### TEXT PROVIDED
What we can gather from this experience is straightforward: Nadella isn't just a believer in devices and services; he's responsible for one of Microsoft's most obvious internal success stories with regards to making this transition. And it's highly likely he will use that success as a guide to helping the rest of Microsoft successfully navigate this change as well.

As the highest-profile internal candidate for CEO, Nadella was a highly-requested interview subject throughout the latter part of last year. And while we might take his comments about Microsoft's future direction with a grain of salt—certainly, a top-level Microsoft executive would profess nothing but loyalty to the firm's stated mission and strategy—he did certainly have a lot of interesting things to say.

Cloud computing is here to stay, for starters.

"I think everyone's going to be in the cloud," Nadella told Gigaom last October. "[But] no one's going to be exclusively on one public cloud; that's the dichotomy. You may have a private cloud and a public cloud."

He believes in consumer-driven IT and the Bring Your Own Device (BYOD) trends, too, and was an early proponent of the Windows Intune cloud-based device management service.

"Our goal is ... making it easy for end users to use their devices that they have to be able to access corporate information and for corporations to be able to have controls that allow them to give per device and user access," he said. "That's the future that we build for, not the old model of IT procures and provisions but the model where end users procure and IT governs. That's the model that I see."

And he's driven the former server parts of Microsoft to deliver for the cloud first, then figure out which parts can later be delivered to those that still require on-premises solutions. "Microsoft has no SQL Server developers," Nadella told Forbes, somewhat provocatively. "We have only Azure developers. But every 12-18 months we reverse engineer [the code] into a product we can sell."

But Microsoft's transition from enterprise servers to online services is straightforward. Less successful, of course are devices.

In recent years, Microsoft has made a credible stab at the PC market with its new Surface business, but sales are relatively modest. The firm is about to complete a massive acquisition of Nokia's handset business, and while the firm has made steady progress with its Lumia lineup of Windows Phone handsets, it didn't grow fast enough to keep Nokia solvent as a standalone business. And Microsoft is also buying Nokia's non-Windows Phone handsets, including the Asha line of feature phones and the Nokia-branded entry-level phones.

It's not clear how or even if Microsoft can use these products to up-sell customers to Windows Phone. And it's not clear whether these businesses will be more successful under Microsoft's control than they were under Nokia's.

While an implicit part of the "devices" aspect of Microsoft's new direction relates to third-party devices—that is, Microsoft software and services running on top of Apple iPads, Android devices, and the like—Nadella believes that the firm must also make a Windows push in handsets and tablets.

"I think we will be a player [in these markets]," he's said.

Of course, the biggest question mark with Nadella is his understanding of the consumer side of the business. While he's paid lip service to Steve Ballmer's contention that consumer and business go hand in hand—you don't just have a consumer email service or a business email service, for example, you have both—Nadella has also spent the past several years thinking solely about the enterprise side of things. "I live and breathe ... the enterprise," he said last year.

[Rows from a layout dataset]
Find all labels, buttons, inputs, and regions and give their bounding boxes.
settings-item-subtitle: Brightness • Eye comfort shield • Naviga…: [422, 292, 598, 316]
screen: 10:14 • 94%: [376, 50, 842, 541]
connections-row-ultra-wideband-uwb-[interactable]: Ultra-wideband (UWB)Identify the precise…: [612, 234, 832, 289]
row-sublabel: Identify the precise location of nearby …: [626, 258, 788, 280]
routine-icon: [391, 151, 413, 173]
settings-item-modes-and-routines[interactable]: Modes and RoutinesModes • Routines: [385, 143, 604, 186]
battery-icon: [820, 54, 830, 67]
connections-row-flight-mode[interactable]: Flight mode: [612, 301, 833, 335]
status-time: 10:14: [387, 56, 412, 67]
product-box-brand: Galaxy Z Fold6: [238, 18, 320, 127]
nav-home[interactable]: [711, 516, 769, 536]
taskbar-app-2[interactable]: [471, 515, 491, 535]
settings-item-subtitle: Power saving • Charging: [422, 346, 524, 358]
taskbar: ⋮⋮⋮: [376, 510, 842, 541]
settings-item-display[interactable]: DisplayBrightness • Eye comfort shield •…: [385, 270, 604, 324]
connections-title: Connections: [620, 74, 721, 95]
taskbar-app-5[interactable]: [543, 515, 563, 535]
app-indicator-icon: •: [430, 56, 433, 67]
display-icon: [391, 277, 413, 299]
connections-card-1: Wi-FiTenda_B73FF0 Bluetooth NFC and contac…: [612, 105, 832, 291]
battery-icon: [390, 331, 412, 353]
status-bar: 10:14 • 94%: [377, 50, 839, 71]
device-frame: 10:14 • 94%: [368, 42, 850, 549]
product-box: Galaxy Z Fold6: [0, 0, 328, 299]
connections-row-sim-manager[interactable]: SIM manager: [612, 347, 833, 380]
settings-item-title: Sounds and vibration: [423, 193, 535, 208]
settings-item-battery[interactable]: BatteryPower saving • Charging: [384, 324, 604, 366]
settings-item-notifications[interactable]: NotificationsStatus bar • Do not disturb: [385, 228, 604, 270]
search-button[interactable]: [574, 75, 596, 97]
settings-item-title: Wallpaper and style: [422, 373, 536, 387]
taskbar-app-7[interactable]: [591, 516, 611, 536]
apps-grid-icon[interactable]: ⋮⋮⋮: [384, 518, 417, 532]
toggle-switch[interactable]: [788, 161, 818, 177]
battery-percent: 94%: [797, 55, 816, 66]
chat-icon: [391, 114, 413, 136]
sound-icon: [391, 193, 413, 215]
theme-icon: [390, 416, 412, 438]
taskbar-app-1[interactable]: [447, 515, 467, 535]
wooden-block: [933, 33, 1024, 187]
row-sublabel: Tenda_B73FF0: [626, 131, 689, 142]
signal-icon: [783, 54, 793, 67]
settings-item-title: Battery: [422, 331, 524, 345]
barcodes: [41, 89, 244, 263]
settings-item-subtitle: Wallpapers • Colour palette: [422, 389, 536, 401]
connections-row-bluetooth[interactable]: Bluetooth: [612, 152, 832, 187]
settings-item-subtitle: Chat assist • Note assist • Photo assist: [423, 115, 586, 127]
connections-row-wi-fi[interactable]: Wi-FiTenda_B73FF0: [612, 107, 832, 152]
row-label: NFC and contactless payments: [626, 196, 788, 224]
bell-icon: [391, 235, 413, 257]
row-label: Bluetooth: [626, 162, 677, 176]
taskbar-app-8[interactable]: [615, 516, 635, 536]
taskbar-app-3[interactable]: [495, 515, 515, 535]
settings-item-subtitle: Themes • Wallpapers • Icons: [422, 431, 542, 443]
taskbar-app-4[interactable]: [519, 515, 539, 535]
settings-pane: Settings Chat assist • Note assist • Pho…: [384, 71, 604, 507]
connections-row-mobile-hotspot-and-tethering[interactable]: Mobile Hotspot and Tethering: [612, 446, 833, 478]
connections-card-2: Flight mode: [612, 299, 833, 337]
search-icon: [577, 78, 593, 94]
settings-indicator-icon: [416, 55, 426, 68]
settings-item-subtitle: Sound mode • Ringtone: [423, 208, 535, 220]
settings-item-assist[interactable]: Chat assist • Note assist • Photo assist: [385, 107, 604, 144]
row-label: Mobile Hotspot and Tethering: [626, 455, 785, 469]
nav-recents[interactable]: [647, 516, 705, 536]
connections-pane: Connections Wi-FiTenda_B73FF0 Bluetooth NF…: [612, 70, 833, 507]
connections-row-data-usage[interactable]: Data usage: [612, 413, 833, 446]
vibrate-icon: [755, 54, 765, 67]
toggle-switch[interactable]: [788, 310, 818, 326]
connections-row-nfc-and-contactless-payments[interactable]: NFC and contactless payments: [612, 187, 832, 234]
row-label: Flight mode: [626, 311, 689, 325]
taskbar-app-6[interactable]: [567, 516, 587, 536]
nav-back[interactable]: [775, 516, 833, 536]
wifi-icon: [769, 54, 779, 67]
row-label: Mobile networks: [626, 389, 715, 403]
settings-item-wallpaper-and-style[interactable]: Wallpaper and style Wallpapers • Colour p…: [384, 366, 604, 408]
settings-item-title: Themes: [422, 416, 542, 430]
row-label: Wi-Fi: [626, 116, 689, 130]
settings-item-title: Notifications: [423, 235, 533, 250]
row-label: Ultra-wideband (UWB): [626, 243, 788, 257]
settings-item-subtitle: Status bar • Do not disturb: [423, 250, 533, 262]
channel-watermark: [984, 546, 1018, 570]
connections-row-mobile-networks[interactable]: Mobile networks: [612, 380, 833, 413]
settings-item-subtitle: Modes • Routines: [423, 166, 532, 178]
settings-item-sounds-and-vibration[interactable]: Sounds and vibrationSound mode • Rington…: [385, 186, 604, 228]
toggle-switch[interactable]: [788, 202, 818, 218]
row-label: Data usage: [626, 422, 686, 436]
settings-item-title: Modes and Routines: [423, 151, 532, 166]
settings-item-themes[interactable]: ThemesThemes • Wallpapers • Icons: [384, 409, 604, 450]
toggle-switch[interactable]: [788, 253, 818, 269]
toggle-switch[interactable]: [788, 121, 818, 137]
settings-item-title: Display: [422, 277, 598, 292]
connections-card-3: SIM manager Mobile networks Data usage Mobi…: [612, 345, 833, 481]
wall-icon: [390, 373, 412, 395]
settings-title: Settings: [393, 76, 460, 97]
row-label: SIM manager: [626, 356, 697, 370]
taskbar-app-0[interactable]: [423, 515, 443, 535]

### WRITTEN INSTRUCTION A
In the text on Nadella and Microsoft, which cloud-based device management service was Nadella an early proponent of?
### WRITTEN INSTRUCTION B
Please extend the text on Nadella and Microsoft, picking up right after its final sentence.

### EXERCISE RESULT A
Windows Intune.

### EXERCISE RESULT B
"On the enterprise side, we're playing offense," he said in one of his more telling comments about the gulf between Microsoft's enterprise and consumer offerings, as the insinuation here—correct, I think—is that Microsoft is in effect playing defense on consumer. But in a pragmatic sense, it's fair to say that a radically different product like Windows 8, which aims for both the traditional PC desktop and new tablet and hybrid PC designs, is a bit of a tough sell to Microsoft's customer base. It's perhaps not fair to expect such a thing to achieve "desktop PC scale" quickly, he's said.

Given all this, many have questioned whether Microsoft should focus solely on its enterprise efforts—which represent about two-thirds of the company's revenues—and abandon money-losing efforts like Bing and Xbox. While I happen to believe this is a prudent course for Microsoft to take, Nadella's experiences suggest the firm will do otherwise.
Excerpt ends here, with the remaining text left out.